### GIVEN PROBLEM:
Below is a listing. Gather each line of it that contains "page".

### RAW RECORDS:
▼
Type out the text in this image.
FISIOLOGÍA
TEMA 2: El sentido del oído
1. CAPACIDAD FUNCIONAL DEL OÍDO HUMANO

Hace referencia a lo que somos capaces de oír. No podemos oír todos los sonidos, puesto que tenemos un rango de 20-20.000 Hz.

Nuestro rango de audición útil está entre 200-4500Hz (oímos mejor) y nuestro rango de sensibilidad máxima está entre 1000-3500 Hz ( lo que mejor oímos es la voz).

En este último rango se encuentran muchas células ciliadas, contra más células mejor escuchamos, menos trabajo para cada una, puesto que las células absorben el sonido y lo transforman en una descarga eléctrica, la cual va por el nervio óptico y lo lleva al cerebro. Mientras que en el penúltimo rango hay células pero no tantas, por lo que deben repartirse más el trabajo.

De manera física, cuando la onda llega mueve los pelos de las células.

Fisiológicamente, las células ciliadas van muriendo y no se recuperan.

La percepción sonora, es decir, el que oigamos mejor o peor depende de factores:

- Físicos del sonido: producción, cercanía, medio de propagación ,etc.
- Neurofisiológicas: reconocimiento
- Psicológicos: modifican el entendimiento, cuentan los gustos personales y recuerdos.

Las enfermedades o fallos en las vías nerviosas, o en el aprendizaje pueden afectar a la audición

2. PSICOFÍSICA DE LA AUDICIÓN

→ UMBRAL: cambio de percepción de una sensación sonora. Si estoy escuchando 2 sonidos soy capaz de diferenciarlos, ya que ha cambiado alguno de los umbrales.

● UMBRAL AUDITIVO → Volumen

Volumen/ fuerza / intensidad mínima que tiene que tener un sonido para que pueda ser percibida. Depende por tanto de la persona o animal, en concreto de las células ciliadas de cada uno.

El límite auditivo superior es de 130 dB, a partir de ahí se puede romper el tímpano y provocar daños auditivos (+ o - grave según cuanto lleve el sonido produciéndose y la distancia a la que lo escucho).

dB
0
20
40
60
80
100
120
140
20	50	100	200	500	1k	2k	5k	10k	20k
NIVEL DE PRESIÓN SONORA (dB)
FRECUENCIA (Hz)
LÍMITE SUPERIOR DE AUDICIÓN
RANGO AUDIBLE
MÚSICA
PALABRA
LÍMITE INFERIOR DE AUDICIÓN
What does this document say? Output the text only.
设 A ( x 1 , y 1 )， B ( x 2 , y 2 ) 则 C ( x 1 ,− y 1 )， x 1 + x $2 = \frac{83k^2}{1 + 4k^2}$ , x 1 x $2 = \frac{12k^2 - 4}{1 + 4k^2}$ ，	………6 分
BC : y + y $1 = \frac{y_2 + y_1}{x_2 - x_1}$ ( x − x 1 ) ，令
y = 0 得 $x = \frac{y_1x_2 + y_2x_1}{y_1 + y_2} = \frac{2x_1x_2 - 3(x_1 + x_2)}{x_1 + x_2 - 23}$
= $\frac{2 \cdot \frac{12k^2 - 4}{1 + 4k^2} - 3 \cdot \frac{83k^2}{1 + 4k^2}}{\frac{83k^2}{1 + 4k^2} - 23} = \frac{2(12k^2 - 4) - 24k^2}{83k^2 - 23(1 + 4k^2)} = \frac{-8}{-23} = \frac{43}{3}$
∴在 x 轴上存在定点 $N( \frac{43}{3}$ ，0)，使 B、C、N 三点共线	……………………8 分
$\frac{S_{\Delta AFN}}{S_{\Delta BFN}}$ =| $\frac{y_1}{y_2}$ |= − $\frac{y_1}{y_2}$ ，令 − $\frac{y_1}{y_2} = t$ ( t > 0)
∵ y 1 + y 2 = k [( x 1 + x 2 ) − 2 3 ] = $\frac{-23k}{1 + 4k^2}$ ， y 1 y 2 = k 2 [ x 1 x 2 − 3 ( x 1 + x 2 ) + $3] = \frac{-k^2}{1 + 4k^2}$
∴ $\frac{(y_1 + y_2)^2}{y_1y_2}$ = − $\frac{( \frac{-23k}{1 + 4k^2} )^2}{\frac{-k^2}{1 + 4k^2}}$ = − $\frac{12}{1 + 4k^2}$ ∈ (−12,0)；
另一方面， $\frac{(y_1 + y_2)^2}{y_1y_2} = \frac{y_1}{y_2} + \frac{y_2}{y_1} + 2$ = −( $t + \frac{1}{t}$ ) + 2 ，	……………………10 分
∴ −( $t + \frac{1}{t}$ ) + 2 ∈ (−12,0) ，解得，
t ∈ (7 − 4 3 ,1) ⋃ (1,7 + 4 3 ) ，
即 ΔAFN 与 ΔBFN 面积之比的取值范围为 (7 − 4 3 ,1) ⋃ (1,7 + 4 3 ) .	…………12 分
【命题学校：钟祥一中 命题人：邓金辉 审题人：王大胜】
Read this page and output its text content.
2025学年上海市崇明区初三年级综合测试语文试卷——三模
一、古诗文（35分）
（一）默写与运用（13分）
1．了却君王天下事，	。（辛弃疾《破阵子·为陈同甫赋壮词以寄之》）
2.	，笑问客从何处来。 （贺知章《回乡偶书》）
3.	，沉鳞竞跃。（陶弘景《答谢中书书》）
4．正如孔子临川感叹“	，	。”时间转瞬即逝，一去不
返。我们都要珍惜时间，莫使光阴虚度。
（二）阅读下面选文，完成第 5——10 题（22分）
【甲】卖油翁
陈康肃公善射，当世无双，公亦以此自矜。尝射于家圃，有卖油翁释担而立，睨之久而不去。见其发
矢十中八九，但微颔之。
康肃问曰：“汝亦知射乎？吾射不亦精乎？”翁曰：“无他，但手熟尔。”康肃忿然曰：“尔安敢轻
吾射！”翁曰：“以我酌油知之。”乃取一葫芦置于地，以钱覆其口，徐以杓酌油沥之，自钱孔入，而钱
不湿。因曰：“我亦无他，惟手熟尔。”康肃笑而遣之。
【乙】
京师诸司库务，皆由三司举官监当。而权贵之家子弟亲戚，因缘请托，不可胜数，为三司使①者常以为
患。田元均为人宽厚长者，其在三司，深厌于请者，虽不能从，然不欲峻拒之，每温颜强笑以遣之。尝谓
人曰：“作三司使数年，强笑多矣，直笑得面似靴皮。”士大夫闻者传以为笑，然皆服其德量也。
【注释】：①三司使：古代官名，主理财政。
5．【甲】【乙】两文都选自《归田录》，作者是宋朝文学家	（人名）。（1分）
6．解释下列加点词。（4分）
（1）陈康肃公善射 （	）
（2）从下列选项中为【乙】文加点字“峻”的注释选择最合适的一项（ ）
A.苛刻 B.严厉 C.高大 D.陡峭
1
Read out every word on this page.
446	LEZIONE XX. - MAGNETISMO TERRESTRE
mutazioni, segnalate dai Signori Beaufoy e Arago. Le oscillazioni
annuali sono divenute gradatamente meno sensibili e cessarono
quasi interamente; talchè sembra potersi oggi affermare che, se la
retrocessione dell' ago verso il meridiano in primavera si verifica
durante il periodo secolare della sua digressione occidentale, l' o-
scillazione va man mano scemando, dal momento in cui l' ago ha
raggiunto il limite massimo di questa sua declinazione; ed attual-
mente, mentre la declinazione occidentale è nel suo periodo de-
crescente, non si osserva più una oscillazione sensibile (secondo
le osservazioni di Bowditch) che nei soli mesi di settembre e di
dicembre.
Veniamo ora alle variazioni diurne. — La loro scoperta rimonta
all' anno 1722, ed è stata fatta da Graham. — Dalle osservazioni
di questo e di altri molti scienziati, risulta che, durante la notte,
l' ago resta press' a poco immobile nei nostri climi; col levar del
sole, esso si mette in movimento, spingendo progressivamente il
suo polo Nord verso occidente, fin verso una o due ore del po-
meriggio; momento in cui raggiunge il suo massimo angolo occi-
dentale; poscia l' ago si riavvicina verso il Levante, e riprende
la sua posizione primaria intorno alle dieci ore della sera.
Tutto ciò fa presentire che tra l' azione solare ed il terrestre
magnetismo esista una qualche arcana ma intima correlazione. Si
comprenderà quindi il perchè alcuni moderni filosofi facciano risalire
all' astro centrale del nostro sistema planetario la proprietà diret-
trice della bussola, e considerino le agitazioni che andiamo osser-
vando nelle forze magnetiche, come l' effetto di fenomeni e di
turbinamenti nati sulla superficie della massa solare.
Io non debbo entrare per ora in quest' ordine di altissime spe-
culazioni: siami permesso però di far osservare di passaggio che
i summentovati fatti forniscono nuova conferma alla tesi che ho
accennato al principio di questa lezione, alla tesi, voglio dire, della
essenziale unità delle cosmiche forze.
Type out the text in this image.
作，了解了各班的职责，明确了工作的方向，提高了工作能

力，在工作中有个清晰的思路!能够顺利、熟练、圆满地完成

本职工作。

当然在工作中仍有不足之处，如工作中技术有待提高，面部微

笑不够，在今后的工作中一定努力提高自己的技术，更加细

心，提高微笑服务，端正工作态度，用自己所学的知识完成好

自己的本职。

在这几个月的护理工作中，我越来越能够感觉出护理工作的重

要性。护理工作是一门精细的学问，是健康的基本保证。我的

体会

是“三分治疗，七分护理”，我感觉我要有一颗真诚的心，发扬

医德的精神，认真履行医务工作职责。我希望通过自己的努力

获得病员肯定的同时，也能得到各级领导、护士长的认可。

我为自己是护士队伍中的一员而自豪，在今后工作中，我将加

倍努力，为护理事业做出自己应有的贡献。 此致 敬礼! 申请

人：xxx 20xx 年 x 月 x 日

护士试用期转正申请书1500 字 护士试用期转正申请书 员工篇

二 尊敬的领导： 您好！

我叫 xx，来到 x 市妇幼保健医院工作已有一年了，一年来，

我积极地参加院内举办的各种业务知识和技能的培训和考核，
▲
### RESULT FOR THIS EXERCISE:
Read this page and output its text content.
Read out every word on this page.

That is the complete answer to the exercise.